# EXERCISE DESCRIPTION
Tally every line featuring "Дзятл", then give that tally alone.

# RECORDS FOR THE EXERCISE
+===+
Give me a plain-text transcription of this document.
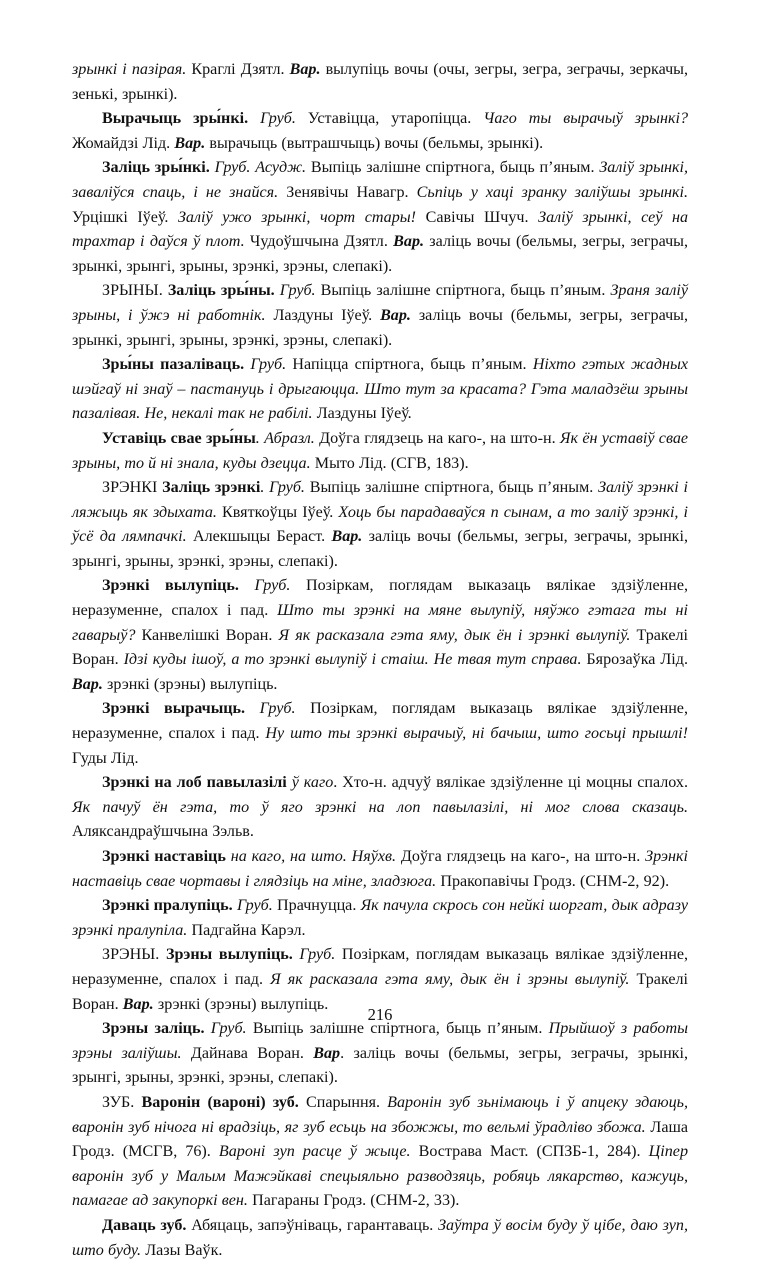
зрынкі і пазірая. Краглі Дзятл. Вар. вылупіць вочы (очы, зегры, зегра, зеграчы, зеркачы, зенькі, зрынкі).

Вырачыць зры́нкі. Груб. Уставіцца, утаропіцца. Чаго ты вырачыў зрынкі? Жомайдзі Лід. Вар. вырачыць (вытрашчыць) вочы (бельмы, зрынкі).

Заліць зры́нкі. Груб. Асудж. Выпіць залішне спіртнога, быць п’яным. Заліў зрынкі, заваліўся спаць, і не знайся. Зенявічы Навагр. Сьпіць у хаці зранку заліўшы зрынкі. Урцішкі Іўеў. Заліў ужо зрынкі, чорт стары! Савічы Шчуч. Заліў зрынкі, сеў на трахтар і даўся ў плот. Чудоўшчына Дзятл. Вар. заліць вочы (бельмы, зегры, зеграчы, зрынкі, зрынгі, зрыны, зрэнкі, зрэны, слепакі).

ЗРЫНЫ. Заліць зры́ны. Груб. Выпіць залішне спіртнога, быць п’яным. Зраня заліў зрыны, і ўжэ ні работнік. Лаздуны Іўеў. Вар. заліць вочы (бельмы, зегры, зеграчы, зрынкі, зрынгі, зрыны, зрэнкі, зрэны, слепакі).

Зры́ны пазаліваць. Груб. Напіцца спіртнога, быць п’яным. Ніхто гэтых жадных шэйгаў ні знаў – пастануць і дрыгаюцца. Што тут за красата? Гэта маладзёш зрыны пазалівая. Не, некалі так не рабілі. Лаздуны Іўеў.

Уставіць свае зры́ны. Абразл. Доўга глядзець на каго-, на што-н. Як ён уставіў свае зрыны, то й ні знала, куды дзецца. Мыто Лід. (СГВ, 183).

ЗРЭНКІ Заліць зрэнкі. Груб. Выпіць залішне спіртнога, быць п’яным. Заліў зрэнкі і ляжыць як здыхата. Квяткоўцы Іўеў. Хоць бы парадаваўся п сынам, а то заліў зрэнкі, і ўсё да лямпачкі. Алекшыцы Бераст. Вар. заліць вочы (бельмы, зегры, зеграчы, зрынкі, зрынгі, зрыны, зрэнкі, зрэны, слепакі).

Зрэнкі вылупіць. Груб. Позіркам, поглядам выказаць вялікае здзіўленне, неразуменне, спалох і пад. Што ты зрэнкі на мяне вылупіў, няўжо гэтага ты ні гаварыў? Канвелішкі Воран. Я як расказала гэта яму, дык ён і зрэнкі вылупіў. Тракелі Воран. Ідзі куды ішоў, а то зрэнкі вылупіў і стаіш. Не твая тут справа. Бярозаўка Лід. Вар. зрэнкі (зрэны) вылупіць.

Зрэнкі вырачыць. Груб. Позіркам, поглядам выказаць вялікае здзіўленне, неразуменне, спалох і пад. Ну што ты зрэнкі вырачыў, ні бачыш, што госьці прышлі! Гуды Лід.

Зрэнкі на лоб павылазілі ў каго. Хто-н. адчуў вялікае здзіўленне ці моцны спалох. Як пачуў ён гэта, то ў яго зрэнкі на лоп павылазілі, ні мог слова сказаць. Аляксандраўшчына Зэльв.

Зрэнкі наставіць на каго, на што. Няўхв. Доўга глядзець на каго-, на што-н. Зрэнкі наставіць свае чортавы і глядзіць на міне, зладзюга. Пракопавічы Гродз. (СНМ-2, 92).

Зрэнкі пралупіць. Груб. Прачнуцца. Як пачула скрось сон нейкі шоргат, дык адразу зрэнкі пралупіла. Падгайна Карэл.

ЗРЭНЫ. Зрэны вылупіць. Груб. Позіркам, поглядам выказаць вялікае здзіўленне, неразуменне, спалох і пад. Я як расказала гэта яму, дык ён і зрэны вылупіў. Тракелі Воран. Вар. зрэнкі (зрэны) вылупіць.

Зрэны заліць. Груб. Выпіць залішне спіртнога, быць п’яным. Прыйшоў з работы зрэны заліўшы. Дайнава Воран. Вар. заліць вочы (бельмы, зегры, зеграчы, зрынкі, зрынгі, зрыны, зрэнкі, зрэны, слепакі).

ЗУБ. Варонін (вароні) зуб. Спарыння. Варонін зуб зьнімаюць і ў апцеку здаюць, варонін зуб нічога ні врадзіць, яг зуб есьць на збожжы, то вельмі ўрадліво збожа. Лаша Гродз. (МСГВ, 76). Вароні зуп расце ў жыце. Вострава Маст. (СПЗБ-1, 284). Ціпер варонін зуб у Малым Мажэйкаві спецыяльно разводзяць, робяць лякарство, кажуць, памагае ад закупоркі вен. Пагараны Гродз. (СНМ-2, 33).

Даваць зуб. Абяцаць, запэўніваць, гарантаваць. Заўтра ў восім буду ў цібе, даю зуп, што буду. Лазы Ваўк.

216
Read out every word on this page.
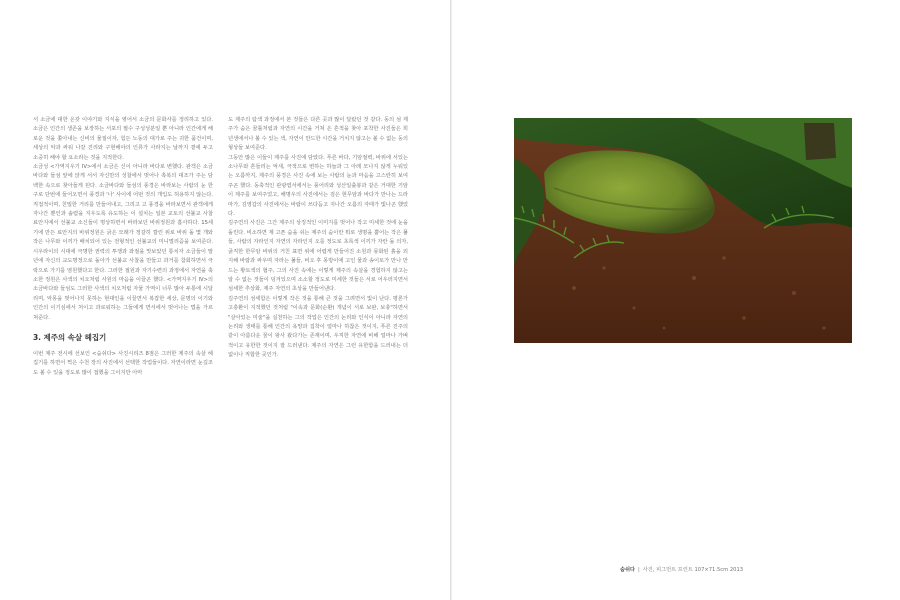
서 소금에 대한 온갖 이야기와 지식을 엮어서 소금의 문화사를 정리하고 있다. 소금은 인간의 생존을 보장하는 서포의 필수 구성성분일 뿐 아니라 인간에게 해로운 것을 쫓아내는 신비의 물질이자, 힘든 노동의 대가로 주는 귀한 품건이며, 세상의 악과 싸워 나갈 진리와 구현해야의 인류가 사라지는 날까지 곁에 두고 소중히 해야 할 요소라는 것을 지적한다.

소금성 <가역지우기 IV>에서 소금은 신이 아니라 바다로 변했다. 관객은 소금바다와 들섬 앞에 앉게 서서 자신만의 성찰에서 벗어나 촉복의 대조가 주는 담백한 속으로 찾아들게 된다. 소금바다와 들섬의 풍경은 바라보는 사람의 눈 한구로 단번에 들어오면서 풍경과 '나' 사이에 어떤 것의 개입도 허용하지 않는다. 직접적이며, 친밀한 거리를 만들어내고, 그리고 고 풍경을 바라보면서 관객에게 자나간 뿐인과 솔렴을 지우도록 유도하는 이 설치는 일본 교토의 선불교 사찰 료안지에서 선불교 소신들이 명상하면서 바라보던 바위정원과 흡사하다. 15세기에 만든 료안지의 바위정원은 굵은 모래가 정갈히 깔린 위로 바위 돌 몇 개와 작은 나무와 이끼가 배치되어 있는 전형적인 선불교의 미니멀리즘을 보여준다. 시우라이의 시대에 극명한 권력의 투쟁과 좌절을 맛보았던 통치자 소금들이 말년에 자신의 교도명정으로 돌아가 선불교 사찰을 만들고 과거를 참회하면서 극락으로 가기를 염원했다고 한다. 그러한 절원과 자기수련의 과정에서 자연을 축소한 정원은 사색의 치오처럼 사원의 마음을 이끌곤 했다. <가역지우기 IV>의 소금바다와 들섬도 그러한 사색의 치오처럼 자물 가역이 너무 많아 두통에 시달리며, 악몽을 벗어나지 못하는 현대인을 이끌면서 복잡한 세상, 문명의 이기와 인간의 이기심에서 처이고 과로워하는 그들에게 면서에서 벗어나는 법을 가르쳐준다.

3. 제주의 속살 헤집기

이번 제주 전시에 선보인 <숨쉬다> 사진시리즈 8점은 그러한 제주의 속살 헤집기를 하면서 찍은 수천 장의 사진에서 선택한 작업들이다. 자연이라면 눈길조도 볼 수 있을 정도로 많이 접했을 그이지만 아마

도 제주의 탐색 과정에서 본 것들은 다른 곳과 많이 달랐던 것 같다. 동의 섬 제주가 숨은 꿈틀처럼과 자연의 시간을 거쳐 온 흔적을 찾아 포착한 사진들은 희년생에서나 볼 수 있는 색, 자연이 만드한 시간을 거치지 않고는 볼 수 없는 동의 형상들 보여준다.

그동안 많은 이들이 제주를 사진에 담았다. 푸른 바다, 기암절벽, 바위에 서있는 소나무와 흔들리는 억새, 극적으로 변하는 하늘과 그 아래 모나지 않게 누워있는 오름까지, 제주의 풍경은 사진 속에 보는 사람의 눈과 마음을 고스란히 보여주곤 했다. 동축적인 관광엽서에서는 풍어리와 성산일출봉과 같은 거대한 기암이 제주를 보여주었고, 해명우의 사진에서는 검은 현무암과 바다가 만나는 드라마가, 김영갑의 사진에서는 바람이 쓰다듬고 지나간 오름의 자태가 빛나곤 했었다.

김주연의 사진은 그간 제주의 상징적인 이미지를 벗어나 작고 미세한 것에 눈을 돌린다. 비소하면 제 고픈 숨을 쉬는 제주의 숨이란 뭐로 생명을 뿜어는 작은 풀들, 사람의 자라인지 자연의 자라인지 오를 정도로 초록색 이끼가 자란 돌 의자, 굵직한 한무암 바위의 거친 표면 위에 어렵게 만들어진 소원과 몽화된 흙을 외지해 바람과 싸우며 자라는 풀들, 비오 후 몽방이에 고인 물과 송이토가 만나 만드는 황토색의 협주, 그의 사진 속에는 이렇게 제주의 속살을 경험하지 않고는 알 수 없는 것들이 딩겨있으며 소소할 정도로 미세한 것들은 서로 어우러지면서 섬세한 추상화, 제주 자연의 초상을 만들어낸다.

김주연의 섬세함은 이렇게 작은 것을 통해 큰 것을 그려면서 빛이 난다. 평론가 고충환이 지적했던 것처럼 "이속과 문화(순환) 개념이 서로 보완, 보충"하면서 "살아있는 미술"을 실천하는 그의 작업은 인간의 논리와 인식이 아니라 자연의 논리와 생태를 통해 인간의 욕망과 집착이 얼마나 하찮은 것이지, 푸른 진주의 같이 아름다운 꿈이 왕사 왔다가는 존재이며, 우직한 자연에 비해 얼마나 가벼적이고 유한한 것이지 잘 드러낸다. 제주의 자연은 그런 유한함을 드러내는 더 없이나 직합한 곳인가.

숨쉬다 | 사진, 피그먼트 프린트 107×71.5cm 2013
+===+
# TASK SOLUTION
2